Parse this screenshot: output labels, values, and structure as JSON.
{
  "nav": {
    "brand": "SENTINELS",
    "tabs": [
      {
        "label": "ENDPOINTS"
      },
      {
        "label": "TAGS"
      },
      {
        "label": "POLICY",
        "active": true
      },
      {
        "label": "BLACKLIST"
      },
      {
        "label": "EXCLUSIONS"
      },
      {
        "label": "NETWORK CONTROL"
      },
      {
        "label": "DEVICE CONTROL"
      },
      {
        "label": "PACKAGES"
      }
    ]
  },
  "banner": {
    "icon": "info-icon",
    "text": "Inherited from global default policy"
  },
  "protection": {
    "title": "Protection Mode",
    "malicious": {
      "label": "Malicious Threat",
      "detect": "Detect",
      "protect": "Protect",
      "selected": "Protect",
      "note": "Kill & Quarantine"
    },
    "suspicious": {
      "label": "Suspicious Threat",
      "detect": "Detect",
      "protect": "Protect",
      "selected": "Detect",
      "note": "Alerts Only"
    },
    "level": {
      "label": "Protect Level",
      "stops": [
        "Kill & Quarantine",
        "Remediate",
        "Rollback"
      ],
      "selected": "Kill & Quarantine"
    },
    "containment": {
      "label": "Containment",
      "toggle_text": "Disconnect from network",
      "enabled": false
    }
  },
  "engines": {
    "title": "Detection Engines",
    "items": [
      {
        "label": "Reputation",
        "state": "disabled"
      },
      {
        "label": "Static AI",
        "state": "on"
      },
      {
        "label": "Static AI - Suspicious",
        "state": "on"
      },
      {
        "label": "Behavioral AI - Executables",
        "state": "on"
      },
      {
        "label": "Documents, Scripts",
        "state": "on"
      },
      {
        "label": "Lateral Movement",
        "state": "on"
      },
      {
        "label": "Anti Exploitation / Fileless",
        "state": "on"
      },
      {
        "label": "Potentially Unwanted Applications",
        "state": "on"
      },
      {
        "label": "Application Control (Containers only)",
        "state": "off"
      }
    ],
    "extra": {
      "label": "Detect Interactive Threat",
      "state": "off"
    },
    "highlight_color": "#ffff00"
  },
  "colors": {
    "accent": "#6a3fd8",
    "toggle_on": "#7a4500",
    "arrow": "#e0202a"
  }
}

OBJECTIVE
Determine the number of lines in the listing that contain the string "from". Write that number and nothing else.

REPLY
2